§ PROBLEM DESCRIPTION:
In the listing below, locate the lines that hold the string "notação". Copy those lines.

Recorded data
* * * * * * * * *

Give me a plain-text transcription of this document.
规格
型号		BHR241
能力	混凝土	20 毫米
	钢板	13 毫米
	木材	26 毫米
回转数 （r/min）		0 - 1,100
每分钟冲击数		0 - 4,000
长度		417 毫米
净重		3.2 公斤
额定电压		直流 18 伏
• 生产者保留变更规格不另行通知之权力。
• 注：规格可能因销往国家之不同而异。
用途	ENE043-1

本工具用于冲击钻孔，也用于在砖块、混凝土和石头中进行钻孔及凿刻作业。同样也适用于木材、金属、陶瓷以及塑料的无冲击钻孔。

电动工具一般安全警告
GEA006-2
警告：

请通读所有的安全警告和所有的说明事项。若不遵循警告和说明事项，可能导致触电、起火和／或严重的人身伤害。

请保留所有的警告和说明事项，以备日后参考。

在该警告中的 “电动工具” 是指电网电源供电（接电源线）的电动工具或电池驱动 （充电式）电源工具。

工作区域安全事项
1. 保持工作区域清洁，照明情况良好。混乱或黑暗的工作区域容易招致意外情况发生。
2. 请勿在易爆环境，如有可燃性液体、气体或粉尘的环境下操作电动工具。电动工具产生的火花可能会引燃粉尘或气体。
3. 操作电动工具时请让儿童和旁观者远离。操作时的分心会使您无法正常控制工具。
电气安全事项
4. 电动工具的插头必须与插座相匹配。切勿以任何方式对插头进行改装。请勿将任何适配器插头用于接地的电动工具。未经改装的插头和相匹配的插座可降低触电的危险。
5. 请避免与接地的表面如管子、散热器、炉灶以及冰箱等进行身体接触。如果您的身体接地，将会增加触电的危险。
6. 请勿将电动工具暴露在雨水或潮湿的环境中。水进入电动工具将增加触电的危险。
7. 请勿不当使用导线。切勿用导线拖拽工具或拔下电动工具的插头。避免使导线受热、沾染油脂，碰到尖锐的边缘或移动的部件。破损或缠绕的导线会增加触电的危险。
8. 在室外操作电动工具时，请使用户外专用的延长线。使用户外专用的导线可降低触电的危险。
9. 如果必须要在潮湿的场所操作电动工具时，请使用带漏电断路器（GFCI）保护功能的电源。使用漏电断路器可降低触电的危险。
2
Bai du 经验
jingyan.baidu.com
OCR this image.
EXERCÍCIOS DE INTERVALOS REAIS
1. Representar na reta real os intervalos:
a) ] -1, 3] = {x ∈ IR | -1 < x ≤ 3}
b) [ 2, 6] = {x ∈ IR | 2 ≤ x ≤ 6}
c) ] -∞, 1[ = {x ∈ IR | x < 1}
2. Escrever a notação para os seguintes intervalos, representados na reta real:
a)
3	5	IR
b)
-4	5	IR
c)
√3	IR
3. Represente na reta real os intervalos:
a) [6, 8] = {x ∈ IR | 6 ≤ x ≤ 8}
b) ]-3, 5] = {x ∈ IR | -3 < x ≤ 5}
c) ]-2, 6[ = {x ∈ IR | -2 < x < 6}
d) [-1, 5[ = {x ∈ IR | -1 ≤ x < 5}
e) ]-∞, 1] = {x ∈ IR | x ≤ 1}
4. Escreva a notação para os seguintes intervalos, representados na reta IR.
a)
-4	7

* * * * * * * * *

§ OUTPUT OF THE EXERCISE:
2. Escrever a notação para os seguintes intervalos, representados na reta real:
4. Escreva a notação para os seguintes intervalos, representados na reta IR.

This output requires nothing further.